>> START
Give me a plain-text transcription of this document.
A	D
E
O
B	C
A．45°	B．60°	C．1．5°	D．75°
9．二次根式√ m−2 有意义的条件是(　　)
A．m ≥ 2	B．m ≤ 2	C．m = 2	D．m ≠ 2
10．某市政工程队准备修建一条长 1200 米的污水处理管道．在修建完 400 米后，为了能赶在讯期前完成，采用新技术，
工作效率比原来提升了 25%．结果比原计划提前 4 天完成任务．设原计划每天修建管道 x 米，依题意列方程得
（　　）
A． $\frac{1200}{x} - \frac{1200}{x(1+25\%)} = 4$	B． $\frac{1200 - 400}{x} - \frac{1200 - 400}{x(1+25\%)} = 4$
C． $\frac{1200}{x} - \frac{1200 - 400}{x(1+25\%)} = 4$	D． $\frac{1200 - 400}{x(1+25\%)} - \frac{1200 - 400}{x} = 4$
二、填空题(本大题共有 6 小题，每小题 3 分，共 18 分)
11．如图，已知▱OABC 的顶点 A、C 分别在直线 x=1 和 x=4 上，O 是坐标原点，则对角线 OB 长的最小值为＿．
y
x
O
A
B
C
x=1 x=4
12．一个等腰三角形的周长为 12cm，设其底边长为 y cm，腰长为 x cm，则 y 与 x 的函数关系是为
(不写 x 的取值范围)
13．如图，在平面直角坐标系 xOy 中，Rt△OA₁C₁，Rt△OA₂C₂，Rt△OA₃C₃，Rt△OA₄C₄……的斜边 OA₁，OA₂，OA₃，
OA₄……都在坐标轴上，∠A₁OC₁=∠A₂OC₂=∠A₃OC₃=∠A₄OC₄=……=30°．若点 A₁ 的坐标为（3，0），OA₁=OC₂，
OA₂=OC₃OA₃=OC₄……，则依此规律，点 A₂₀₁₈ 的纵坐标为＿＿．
>> END
▶ Brief
What number of lines in the records contain the word "frac"? Answer with that number alone.

▶ Full output
2